--- start Data to process ---

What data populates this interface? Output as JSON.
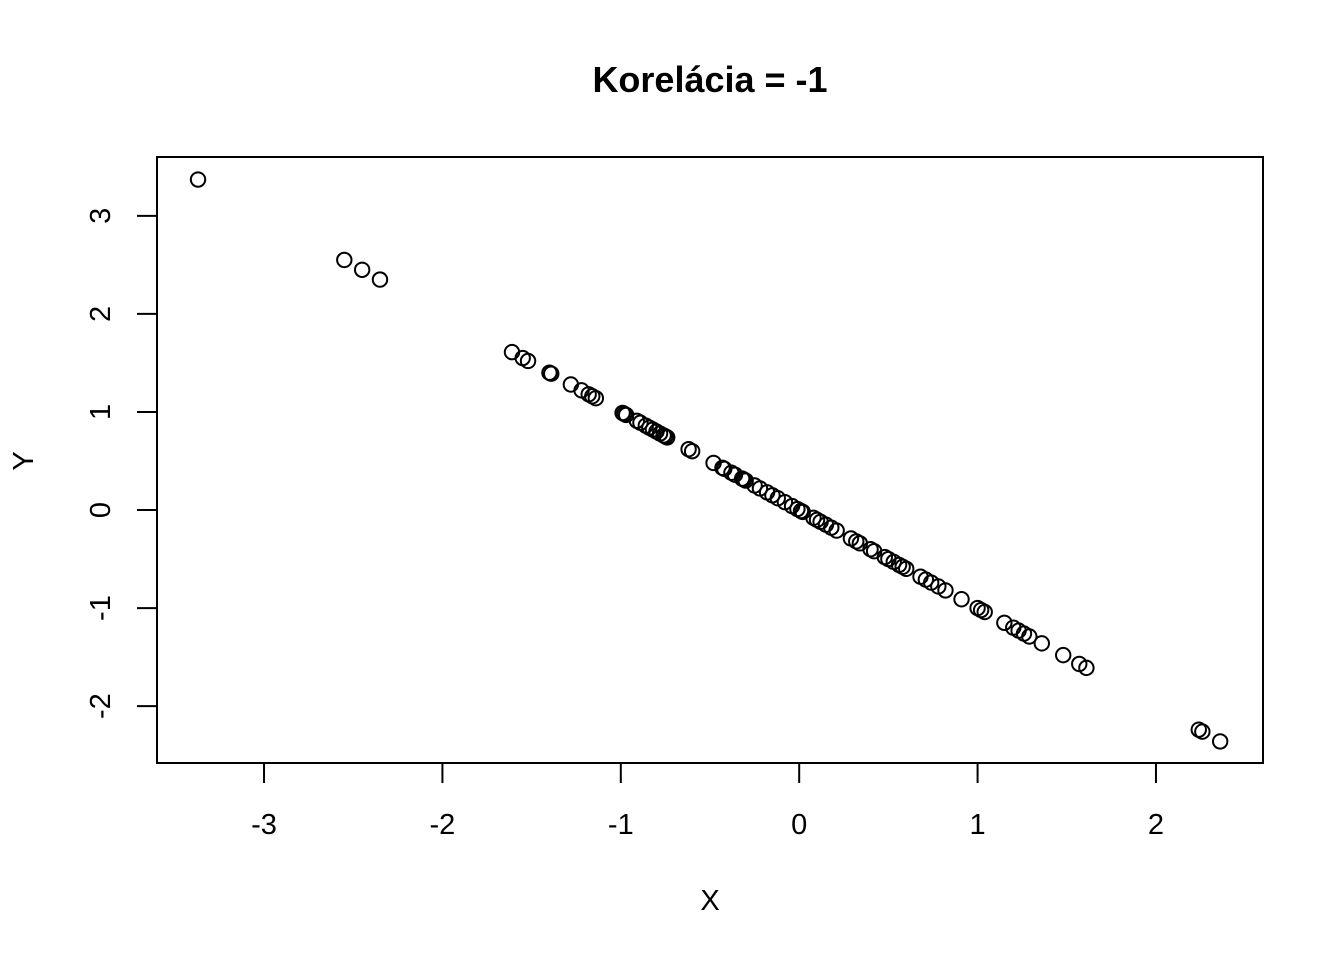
{
  "chart_data": {
    "type": "scatter",
    "title": "Korelácia = -1",
    "xlabel": "X",
    "ylabel": "Y",
    "xlim": [
      -3.6,
      2.6
    ],
    "ylim": [
      -2.58,
      3.6
    ],
    "xticks": [
      -3,
      -2,
      -1,
      0,
      1,
      2
    ],
    "yticks": [
      -2,
      -1,
      0,
      1,
      2,
      3
    ],
    "xtick_labels": [
      "-3",
      "-2",
      "-1",
      "0",
      "1",
      "2"
    ],
    "ytick_labels": [
      "-2",
      "-1",
      "0",
      "1",
      "2",
      "3"
    ],
    "grid": false,
    "marker": "open-circle",
    "points": [
      [
        -3.37,
        3.37
      ],
      [
        -2.55,
        2.55
      ],
      [
        -2.45,
        2.45
      ],
      [
        -2.35,
        2.35
      ],
      [
        -1.61,
        1.61
      ],
      [
        -1.55,
        1.55
      ],
      [
        -1.52,
        1.52
      ],
      [
        -1.4,
        1.4
      ],
      [
        -1.39,
        1.39
      ],
      [
        -1.28,
        1.28
      ],
      [
        -1.22,
        1.22
      ],
      [
        -1.18,
        1.18
      ],
      [
        -1.16,
        1.16
      ],
      [
        -1.14,
        1.14
      ],
      [
        -0.99,
        0.99
      ],
      [
        -0.98,
        0.98
      ],
      [
        -0.97,
        0.97
      ],
      [
        -0.91,
        0.91
      ],
      [
        -0.89,
        0.89
      ],
      [
        -0.86,
        0.86
      ],
      [
        -0.84,
        0.84
      ],
      [
        -0.82,
        0.82
      ],
      [
        -0.8,
        0.8
      ],
      [
        -0.78,
        0.78
      ],
      [
        -0.76,
        0.76
      ],
      [
        -0.75,
        0.75
      ],
      [
        -0.74,
        0.74
      ],
      [
        -0.62,
        0.62
      ],
      [
        -0.6,
        0.6
      ],
      [
        -0.48,
        0.48
      ],
      [
        -0.43,
        0.43
      ],
      [
        -0.42,
        0.42
      ],
      [
        -0.38,
        0.38
      ],
      [
        -0.36,
        0.36
      ],
      [
        -0.32,
        0.32
      ],
      [
        -0.31,
        0.31
      ],
      [
        -0.3,
        0.3
      ],
      [
        -0.25,
        0.25
      ],
      [
        -0.22,
        0.22
      ],
      [
        -0.18,
        0.18
      ],
      [
        -0.15,
        0.15
      ],
      [
        -0.12,
        0.12
      ],
      [
        -0.08,
        0.08
      ],
      [
        -0.04,
        0.04
      ],
      [
        -0.01,
        0.01
      ],
      [
        0.01,
        -0.01
      ],
      [
        0.02,
        -0.02
      ],
      [
        0.08,
        -0.08
      ],
      [
        0.1,
        -0.1
      ],
      [
        0.12,
        -0.12
      ],
      [
        0.15,
        -0.15
      ],
      [
        0.18,
        -0.18
      ],
      [
        0.21,
        -0.21
      ],
      [
        0.29,
        -0.29
      ],
      [
        0.32,
        -0.32
      ],
      [
        0.34,
        -0.34
      ],
      [
        0.4,
        -0.4
      ],
      [
        0.42,
        -0.42
      ],
      [
        0.48,
        -0.48
      ],
      [
        0.5,
        -0.5
      ],
      [
        0.53,
        -0.53
      ],
      [
        0.56,
        -0.56
      ],
      [
        0.58,
        -0.58
      ],
      [
        0.6,
        -0.6
      ],
      [
        0.68,
        -0.68
      ],
      [
        0.71,
        -0.71
      ],
      [
        0.74,
        -0.74
      ],
      [
        0.78,
        -0.78
      ],
      [
        0.82,
        -0.82
      ],
      [
        0.91,
        -0.91
      ],
      [
        1.0,
        -1.0
      ],
      [
        1.02,
        -1.02
      ],
      [
        1.04,
        -1.04
      ],
      [
        1.15,
        -1.15
      ],
      [
        1.2,
        -1.2
      ],
      [
        1.23,
        -1.23
      ],
      [
        1.26,
        -1.26
      ],
      [
        1.29,
        -1.29
      ],
      [
        1.36,
        -1.36
      ],
      [
        1.48,
        -1.48
      ],
      [
        1.57,
        -1.57
      ],
      [
        1.61,
        -1.61
      ],
      [
        2.24,
        -2.24
      ],
      [
        2.26,
        -2.26
      ],
      [
        2.36,
        -2.36
      ]
    ]
  }
}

--- end Data to process ---

▶ **Goal**
Copy out all the data exactly; skip the pictures.

▶ **The solution**
What data populates this interface? Output as JSON.
{
  "chart_data": {
    "type": "scatter",
    "title": "Korelácia = -1",
    "xlabel": "X",
    "ylabel": "Y",
    "xlim": [
      -3.6,
      2.6
    ],
    "ylim": [
      -2.58,
      3.6
    ],
    "xticks": [
      -3,
      -2,
      -1,
      0,
      1,
      2
    ],
    "yticks": [
      -2,
      -1,
      0,
      1,
      2,
      3
    ],
    "xtick_labels": [
      "-3",
      "-2",
      "-1",
      "0",
      "1",
      "2"
    ],
    "ytick_labels": [
      "-2",
      "-1",
      "0",
      "1",
      "2",
      "3"
    ],
    "grid": false,
    "marker": "open-circle",
    "points": [
      [
        -3.37,
        3.37
      ],
      [
        -2.55,
        2.55
      ],
      [
        -2.45,
        2.45
      ],
      [
        -2.35,
        2.35
      ],
      [
        -1.61,
        1.61
      ],
      [
        -1.55,
        1.55
      ],
      [
        -1.52,
        1.52
      ],
      [
        -1.4,
        1.4
      ],
      [
        -1.39,
        1.39
      ],
      [
        -1.28,
        1.28
      ],
      [
        -1.22,
        1.22
      ],
      [
        -1.18,
        1.18
      ],
      [
        -1.16,
        1.16
      ],
      [
        -1.14,
        1.14
      ],
      [
        -0.99,
        0.99
      ],
      [
        -0.98,
        0.98
      ],
      [
        -0.97,
        0.97
      ],
      [
        -0.91,
        0.91
      ],
      [
        -0.89,
        0.89
      ],
      [
        -0.86,
        0.86
      ],
      [
        -0.84,
        0.84
      ],
      [
        -0.82,
        0.82
      ],
      [
        -0.8,
        0.8
      ],
      [
        -0.78,
        0.78
      ],
      [
        -0.76,
        0.76
      ],
      [
        -0.75,
        0.75
      ],
      [
        -0.74,
        0.74
      ],
      [
        -0.62,
        0.62
      ],
      [
        -0.6,
        0.6
      ],
      [
        -0.48,
        0.48
      ],
      [
        -0.43,
        0.43
      ],
      [
        -0.42,
        0.42
      ],
      [
        -0.38,
        0.38
      ],
      [
        -0.36,
        0.36
      ],
      [
        -0.32,
        0.32
      ],
      [
        -0.31,
        0.31
      ],
      [
        -0.3,
        0.3
      ],
      [
        -0.25,
        0.25
      ],
      [
        -0.22,
        0.22
      ],
      [
        -0.18,
        0.18
      ],
      [
        -0.15,
        0.15
      ],
      [
        -0.12,
        0.12
      ],
      [
        -0.08,
        0.08
      ],
      [
        -0.04,
        0.04
      ],
      [
        -0.01,
        0.01
      ],
      [
        0.01,
        -0.01
      ],
      [
        0.02,
        -0.02
      ],
      [
        0.08,
        -0.08
      ],
      [
        0.1,
        -0.1
      ],
      [
        0.12,
        -0.12
      ],
      [
        0.15,
        -0.15
      ],
      [
        0.18,
        -0.18
      ],
      [
        0.21,
        -0.21
      ],
      [
        0.29,
        -0.29
      ],
      [
        0.32,
        -0.32
      ],
      [
        0.34,
        -0.34
      ],
      [
        0.4,
        -0.4
      ],
      [
        0.42,
        -0.42
      ],
      [
        0.48,
        -0.48
      ],
      [
        0.5,
        -0.5
      ],
      [
        0.53,
        -0.53
      ],
      [
        0.56,
        -0.56
      ],
      [
        0.58,
        -0.58
      ],
      [
        0.6,
        -0.6
      ],
      [
        0.68,
        -0.68
      ],
      [
        0.71,
        -0.71
      ],
      [
        0.74,
        -0.74
      ],
      [
        0.78,
        -0.78
      ],
      [
        0.82,
        -0.82
      ],
      [
        0.91,
        -0.91
      ],
      [
        1.0,
        -1.0
      ],
      [
        1.02,
        -1.02
      ],
      [
        1.04,
        -1.04
      ],
      [
        1.15,
        -1.15
      ],
      [
        1.2,
        -1.2
      ],
      [
        1.23,
        -1.23
      ],
      [
        1.26,
        -1.26
      ],
      [
        1.29,
        -1.29
      ],
      [
        1.36,
        -1.36
      ],
      [
        1.48,
        -1.48
      ],
      [
        1.57,
        -1.57
      ],
      [
        1.61,
        -1.61
      ],
      [
        2.24,
        -2.24
      ],
      [
        2.26,
        -2.26
      ],
      [
        2.36,
        -2.36
      ]
    ]
  }
}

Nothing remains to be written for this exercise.